▶ PROBLEM 1
In the text about the film Juno, what does the heckler outside the clinic tell Juno?
▶ PROBLEM 2
Extend the text about the film Juno, starting right after its final sentence.

(EXCERPTED TEXT)

The film's topic, teen pregnancy, obviously garnered attention due to the heated discourse surrounding pro-life and pro-choice options for young pregnant women. Though Juno chooses to carry her baby to full term before giving him up for closed adoption, the film is obviously told from a pro-choice perspective. This is particularly displayed when Juno is shown going up to an abortion clinic and beginning to make an appointment for an abortion before changing her mind. Cody even writes Juno as considering all options; Juno listens as a pro-life heckler outside the clinic tells Juno that unborn fetuses have fingernails, replies, "Really? Hmm," and walks into the clinic anyway. Because Juno is shown as weighing two sides of a decision, and inevitably making an educated choice, Cody's film is clearly showing abortion as a choice that should be left up to women to think about and decide on. Again, unlike most teen films and almost all film and television depictions of abortion, which depict female protagonists who have had an abortion as emotionally traumatized, Cody chooses to subvert the norm by depicting Juno as not at all traumatized by abortion. She sees it simply for what it is, an option, and she chooses not to have one simply because it doesn't seem to be the right choice for her personally.

(End EXCERPTED TEXT)
(EXCERPTED DATA)

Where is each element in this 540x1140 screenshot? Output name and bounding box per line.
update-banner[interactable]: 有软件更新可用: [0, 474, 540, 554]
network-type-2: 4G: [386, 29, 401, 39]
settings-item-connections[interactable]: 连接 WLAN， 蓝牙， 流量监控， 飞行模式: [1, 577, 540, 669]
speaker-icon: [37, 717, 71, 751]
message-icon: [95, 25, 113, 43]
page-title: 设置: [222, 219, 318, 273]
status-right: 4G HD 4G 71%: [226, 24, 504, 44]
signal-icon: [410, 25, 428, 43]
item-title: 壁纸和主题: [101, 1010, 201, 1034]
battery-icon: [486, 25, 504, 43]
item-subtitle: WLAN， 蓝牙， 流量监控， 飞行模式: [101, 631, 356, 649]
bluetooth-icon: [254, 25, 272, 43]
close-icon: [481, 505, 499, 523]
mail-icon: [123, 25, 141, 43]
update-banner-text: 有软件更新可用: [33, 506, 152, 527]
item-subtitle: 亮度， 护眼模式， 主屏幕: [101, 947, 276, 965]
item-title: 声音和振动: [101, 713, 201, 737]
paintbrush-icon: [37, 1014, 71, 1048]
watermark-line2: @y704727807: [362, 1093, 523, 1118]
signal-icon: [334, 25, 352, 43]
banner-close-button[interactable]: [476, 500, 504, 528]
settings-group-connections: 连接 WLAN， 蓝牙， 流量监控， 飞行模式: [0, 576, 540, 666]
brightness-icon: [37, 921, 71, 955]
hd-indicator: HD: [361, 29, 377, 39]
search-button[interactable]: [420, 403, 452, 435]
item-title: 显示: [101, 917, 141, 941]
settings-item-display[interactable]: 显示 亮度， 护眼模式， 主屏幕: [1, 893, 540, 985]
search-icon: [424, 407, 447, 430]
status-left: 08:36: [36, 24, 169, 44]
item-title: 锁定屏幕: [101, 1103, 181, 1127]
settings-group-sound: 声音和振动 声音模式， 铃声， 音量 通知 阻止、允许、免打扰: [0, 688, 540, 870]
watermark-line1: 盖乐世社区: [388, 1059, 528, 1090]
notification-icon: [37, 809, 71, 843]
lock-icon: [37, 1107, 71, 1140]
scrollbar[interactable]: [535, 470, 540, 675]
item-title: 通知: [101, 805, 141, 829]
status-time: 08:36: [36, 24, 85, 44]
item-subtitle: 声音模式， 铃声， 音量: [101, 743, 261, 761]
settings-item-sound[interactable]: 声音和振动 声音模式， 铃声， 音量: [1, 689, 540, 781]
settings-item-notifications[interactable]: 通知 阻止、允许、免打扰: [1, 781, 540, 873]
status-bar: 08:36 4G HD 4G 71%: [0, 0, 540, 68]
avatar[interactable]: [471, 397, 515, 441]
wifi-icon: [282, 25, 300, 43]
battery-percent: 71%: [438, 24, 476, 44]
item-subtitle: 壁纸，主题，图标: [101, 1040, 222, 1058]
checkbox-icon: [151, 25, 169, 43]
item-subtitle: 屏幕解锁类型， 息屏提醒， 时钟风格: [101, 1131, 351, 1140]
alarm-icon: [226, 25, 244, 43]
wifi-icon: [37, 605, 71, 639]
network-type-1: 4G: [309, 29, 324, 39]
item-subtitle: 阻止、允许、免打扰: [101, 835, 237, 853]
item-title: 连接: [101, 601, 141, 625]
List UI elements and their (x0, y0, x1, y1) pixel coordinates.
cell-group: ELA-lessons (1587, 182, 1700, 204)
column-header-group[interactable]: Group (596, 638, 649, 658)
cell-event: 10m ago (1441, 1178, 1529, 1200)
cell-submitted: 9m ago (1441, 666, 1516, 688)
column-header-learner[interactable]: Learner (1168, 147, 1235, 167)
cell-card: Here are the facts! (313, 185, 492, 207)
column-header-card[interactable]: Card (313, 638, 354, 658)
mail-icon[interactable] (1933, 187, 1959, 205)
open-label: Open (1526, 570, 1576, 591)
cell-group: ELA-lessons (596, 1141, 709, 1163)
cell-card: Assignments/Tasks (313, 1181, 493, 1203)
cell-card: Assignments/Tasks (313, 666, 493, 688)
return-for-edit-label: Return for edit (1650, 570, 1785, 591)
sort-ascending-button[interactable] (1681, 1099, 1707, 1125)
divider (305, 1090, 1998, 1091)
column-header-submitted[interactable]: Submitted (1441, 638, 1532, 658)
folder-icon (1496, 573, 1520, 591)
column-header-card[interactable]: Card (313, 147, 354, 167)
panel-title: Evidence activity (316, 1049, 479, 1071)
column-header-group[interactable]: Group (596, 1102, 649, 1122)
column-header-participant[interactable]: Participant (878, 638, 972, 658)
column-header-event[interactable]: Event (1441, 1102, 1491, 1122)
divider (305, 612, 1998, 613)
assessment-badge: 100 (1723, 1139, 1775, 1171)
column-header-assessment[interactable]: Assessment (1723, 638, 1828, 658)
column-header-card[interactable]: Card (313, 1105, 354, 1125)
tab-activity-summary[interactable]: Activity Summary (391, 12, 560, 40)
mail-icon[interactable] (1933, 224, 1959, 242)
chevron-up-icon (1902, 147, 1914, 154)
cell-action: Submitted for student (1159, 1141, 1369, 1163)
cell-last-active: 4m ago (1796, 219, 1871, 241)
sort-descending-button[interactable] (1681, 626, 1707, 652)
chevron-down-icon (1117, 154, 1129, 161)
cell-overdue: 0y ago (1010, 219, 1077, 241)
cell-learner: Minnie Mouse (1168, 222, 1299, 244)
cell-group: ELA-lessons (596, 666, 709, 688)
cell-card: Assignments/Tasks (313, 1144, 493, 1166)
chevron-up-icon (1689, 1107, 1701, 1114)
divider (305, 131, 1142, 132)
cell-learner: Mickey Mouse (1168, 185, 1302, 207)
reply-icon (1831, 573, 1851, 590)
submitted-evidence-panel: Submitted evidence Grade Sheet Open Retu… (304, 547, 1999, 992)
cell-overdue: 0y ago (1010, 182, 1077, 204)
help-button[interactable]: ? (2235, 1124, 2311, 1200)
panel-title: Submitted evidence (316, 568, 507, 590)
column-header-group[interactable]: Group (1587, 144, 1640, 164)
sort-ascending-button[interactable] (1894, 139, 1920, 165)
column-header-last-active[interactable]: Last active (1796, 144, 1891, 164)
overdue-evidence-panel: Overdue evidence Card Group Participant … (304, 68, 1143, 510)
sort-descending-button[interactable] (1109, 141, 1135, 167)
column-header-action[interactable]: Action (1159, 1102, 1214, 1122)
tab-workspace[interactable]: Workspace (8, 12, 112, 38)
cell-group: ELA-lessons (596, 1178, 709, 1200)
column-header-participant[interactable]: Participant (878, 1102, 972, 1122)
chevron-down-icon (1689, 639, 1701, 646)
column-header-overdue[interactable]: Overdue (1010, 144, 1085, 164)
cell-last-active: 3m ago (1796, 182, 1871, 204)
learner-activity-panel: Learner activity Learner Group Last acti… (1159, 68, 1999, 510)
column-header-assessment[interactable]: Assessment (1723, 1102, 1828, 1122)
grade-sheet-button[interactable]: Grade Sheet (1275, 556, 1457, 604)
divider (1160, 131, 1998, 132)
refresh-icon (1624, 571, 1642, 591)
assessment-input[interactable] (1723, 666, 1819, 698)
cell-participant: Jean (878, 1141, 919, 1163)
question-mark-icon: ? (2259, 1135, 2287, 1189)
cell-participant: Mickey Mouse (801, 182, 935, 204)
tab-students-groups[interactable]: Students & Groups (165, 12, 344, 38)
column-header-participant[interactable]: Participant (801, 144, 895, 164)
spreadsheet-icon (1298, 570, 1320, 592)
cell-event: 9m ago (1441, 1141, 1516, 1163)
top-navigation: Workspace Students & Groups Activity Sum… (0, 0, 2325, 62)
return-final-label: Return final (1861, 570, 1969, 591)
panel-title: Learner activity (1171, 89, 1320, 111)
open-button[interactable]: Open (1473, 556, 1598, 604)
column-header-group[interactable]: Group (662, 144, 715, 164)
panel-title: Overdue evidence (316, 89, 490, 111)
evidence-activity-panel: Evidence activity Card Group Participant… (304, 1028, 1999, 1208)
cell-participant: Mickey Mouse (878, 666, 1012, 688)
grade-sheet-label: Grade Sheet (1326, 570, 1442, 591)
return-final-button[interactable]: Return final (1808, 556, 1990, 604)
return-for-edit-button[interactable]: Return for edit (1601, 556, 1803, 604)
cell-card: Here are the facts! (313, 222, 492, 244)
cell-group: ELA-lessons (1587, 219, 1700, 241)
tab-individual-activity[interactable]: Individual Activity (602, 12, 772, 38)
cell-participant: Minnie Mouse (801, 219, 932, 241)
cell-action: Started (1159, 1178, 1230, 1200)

(End EXCERPTED DATA)

▶ EXERCISE ANSWER 1
That unborn fetuses have fingernails.

▶ EXERCISE ANSWER 2
Furthermore, the storyline surrounding the adoption process of Juno's child subverts normalized ideas about the nuclear family and who society sees fit to raise children. When Juno decides to give her child up for adoption, she chooses a husband and a wife who are young, friendly, upwardly mobile, and most of all, "cool" - the husband listens to Sonic Youth records with Juno and shares her interest in old-school punk rock. Juno also chooses them because the husband and wife seem very happy together, and the wife, a successful businesswoman who cannot have children of her own, wants a child so badly. However, later in the film, the husband and wife get a divorce, as the husband reveals he does not really want a child as much as his wife does. Juno is upset by their divorce, as she has become so used to the idea of her child being raised by these two people. Eventually, though, Juno comes around and gives her baby up for adoption to the wife, who she knows will love the child. Cody's decision to include this storyline directly speaks to the idea of the nuclear family - a wife, a husband, 2.5 children - as the only type of family "fit" to have children as oppressive and outdated. Juno gave her child to a woman who does not have a husband, but is successful, educated, and most of all, loving. By doing this, Cody validates families that are perceived as outside the norm, and furthermore, makes the statement that a woman can have both a successful career and a family, regardless of whether or not she has a husband.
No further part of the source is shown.